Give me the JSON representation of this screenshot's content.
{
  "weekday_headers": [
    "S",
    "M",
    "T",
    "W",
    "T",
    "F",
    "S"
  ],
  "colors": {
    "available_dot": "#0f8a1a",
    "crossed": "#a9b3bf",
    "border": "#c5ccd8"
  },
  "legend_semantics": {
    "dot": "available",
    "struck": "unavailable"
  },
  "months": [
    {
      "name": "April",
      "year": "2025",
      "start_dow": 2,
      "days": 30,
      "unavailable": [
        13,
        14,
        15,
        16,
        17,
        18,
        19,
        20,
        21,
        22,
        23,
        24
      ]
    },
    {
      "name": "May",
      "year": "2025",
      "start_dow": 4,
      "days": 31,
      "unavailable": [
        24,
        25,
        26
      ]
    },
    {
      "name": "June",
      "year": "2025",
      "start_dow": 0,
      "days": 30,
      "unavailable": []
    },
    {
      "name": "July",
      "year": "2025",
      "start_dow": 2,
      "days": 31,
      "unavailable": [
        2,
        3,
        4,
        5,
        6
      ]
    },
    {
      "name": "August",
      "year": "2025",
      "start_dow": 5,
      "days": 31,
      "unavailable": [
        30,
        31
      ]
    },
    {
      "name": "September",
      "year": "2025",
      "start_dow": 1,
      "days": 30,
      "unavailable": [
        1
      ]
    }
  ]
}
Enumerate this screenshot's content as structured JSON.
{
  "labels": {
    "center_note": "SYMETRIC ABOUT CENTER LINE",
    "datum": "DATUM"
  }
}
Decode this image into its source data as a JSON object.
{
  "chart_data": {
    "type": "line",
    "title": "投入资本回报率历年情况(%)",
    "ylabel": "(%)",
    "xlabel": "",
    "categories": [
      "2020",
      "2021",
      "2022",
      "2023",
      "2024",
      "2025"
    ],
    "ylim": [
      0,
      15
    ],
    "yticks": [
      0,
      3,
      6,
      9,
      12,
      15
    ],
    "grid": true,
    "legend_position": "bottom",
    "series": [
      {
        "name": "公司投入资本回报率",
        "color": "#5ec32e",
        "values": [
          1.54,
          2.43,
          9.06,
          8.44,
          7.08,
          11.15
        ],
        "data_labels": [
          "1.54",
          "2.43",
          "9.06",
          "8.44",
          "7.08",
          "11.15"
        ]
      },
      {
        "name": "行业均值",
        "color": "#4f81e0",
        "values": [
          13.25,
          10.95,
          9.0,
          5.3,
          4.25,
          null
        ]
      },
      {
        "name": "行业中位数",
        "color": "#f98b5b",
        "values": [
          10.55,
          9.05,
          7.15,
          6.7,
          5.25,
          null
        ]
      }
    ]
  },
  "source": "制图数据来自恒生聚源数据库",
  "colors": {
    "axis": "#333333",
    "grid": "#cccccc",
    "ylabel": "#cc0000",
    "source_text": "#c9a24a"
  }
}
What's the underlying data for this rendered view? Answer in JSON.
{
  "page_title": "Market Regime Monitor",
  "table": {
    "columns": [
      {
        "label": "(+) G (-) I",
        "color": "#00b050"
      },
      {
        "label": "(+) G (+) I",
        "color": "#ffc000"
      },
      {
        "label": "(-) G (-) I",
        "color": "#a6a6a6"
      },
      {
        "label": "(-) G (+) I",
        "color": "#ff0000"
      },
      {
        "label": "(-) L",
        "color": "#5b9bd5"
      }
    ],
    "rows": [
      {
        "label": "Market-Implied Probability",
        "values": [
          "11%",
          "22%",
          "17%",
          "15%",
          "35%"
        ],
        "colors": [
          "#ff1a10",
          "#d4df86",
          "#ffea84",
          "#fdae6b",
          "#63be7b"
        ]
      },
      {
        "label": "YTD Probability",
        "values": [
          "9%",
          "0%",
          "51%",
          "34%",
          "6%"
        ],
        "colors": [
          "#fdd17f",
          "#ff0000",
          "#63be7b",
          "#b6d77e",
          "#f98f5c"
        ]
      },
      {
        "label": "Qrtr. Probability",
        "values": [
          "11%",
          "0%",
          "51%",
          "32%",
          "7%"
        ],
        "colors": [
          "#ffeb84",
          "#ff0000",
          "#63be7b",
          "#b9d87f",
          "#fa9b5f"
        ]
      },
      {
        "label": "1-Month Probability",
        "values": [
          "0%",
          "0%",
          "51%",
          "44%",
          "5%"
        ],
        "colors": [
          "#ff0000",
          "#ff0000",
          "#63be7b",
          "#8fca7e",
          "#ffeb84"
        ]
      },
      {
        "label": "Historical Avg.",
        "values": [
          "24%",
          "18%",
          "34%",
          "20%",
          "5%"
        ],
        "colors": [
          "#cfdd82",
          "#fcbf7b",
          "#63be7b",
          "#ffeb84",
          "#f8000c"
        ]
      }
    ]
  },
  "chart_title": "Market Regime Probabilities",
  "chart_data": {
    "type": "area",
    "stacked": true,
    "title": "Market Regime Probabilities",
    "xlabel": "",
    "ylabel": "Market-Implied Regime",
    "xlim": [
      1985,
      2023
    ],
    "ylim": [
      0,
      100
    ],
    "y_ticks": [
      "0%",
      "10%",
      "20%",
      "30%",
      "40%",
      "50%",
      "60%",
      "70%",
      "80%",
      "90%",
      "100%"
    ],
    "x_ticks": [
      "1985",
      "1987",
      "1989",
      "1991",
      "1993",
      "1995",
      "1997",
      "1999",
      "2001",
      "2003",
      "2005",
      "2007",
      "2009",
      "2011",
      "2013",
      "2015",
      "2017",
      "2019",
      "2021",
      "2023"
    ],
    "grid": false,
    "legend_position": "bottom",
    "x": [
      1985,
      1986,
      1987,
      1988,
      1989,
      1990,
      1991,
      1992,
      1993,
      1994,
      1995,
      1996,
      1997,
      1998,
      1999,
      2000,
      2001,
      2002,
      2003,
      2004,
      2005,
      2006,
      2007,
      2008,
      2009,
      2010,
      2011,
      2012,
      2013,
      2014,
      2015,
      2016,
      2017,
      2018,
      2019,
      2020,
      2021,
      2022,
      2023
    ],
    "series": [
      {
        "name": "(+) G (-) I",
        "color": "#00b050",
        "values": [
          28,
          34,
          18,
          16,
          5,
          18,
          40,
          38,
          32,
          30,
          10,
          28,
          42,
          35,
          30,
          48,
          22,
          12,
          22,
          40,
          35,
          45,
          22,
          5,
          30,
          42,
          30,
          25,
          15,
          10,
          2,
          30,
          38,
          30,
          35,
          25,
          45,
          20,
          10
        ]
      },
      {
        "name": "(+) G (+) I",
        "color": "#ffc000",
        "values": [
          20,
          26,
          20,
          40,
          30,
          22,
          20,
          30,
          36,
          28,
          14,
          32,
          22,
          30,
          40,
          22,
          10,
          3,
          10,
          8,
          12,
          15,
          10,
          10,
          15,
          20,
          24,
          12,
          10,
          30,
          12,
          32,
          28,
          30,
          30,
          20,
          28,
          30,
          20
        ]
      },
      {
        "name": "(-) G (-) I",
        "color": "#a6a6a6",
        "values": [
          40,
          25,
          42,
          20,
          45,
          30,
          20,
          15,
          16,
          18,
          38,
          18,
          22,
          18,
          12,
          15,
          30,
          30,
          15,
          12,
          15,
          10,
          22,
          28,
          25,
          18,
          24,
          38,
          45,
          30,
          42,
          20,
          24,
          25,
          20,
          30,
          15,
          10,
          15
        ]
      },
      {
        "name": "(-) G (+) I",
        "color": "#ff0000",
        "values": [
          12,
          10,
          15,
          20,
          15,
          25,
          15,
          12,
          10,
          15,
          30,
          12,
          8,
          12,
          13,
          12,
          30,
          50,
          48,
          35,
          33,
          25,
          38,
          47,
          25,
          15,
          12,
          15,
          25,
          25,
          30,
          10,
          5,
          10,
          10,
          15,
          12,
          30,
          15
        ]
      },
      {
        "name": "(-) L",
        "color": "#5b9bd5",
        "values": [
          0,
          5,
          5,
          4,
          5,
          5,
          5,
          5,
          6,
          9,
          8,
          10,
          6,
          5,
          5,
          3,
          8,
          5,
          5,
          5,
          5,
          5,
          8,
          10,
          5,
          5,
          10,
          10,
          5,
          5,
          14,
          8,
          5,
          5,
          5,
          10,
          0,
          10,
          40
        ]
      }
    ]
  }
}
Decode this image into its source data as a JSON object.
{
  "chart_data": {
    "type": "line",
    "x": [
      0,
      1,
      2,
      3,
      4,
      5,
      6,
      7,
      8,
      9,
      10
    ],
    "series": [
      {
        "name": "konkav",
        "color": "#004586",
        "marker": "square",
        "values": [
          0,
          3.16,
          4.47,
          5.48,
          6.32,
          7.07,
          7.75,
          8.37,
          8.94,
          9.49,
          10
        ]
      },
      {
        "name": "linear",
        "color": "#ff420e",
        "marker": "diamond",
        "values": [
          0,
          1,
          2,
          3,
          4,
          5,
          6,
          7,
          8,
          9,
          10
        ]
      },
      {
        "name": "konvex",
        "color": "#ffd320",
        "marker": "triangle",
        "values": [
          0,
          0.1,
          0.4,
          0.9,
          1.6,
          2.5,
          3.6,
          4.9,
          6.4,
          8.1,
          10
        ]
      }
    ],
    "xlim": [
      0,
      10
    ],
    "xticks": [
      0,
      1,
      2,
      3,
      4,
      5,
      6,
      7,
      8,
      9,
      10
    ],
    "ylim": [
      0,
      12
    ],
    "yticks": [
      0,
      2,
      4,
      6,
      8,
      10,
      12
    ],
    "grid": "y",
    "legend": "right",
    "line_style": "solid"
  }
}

────────────────

▶ [What to work on]: Identify and extract each line of the listing that contains "Regime".

▶ [Written reply]:
  "page_title": "Market Regime Monitor",
  "chart_title": "Market Regime Probabilities",
    "title": "Market Regime Probabilities",
    "ylabel": "Market-Implied Regime",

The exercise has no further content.